Problem statement: Extend the text about the City Chase race below, starting after its final sentence.
··· Excerpt to read
= City Chase =

City Chase is an urban adventure event, originating in Toronto, Canada, in which teams compete to obtain the most "ChasePoints" (also known as Check Points).

== Background ==
It originated in Toronto, Ontario, in 2003 and has expanded to fifteen other countries; events have occurred in a series in eight U.S. cities. Two-person teams compete over a four- to six-hour time span to navigate through a city and find certain clues, or engage in various events that present physical, intellectual, and humorous challenges. The event has been sponsored in the past by Bell ("Bell City Chase") and is now sponsored by Scion ("The Scion City Chase"). The event was created by the hosts, Nick Jelinek and Infield Marketing Group. Depending on the city the participants may be required to only use transit and their feet. A very similar game was designed as a part of Encounter project in Eastern Europe. These games were called Points and are held on a regular basis in several countries worldwide.
······
··· Provided data
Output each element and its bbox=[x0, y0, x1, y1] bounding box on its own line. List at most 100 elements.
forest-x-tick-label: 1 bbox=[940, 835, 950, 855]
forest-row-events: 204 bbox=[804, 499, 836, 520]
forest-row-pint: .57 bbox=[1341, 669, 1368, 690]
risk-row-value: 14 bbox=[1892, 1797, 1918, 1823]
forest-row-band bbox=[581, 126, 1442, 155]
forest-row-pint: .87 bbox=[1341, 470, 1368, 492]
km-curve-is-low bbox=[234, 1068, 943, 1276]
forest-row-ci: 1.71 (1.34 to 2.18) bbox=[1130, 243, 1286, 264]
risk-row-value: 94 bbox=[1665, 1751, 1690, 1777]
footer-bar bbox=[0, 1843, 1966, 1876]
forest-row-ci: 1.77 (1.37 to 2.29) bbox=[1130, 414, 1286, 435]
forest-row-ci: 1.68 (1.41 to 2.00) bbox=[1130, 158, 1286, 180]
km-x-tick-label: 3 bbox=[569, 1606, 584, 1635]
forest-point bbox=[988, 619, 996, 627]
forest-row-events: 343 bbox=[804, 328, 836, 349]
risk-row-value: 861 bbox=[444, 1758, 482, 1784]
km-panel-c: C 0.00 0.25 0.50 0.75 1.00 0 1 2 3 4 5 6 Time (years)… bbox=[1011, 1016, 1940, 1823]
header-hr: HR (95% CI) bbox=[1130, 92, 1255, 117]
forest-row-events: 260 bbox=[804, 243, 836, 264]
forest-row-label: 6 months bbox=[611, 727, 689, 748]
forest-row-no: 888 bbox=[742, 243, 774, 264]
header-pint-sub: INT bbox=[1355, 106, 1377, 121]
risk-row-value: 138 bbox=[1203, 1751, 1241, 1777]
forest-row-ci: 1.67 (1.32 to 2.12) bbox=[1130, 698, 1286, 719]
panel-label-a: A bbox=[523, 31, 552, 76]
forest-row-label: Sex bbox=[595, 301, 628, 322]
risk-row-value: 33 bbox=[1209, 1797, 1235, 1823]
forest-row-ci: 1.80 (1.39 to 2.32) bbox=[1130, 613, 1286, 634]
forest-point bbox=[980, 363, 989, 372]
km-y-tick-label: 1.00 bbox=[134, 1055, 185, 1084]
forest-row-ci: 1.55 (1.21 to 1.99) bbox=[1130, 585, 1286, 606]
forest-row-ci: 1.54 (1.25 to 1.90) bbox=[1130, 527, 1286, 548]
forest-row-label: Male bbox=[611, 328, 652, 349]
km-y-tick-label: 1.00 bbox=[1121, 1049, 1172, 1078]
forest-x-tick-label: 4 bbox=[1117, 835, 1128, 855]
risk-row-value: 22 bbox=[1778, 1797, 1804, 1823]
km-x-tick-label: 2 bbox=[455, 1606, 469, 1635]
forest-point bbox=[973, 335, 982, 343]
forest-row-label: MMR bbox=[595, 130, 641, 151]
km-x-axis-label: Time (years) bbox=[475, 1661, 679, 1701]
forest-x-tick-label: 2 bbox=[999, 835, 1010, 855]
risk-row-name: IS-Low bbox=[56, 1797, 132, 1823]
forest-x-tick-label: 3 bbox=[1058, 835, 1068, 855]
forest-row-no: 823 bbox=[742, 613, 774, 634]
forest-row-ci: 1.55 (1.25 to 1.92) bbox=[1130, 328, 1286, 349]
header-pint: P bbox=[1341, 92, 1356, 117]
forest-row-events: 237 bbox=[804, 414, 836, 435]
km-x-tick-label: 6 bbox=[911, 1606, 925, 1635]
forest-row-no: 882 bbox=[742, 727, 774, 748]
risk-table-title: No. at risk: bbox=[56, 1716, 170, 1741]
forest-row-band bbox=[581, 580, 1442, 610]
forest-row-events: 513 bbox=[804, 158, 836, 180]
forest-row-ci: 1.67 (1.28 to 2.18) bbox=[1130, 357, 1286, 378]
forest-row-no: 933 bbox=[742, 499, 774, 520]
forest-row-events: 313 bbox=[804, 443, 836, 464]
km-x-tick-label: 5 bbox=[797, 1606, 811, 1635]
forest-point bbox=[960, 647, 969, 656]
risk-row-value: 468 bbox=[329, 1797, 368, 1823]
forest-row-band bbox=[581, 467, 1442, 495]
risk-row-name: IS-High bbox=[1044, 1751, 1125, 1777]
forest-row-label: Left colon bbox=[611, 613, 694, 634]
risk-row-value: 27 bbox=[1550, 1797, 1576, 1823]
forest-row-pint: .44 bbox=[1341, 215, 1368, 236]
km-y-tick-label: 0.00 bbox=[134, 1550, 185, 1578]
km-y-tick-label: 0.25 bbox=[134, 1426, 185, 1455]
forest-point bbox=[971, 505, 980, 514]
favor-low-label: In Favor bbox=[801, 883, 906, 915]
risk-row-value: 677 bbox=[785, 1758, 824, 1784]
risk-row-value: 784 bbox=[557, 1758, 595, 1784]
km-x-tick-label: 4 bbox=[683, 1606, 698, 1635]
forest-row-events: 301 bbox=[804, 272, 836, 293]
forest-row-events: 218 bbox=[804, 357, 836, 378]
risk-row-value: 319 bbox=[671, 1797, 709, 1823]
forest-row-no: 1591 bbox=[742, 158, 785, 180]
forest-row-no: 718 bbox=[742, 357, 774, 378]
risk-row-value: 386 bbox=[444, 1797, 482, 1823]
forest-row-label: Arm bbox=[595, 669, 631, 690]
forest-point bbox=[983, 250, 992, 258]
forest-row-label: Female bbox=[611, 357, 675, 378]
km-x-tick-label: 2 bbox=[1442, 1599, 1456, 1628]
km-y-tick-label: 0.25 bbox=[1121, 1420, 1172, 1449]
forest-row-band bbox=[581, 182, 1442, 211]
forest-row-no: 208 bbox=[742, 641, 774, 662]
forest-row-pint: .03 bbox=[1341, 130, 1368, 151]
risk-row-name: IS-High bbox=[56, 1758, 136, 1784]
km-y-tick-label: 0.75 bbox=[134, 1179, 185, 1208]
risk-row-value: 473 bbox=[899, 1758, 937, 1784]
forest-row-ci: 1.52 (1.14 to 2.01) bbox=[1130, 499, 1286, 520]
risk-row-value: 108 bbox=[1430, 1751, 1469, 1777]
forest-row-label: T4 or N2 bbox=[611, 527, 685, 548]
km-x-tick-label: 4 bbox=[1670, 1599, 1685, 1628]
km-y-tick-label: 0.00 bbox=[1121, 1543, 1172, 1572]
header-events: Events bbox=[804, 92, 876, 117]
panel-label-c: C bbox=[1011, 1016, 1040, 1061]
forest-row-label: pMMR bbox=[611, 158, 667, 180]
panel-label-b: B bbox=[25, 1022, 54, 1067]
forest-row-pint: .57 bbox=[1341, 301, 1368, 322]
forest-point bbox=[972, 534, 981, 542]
······
Written response:
Often teams that win the city-based race are then invited to represent their province/state or country at a national/international festival.

==Events==
Events are designed to "push comfort zones". Examples of events that push comfort zones include "Strip Basketball" or "Strip Bowling" which is a bowling game in which participants are required to "remove a layer of clothing, down to their underwear" each time both members of a team miss the target by more than a specified distance. Other events in the 2009 Vancouver CityChase included "Heat Heat Heat" where competitors had to don firefighter equipment and do their drills, go dragon boating and more.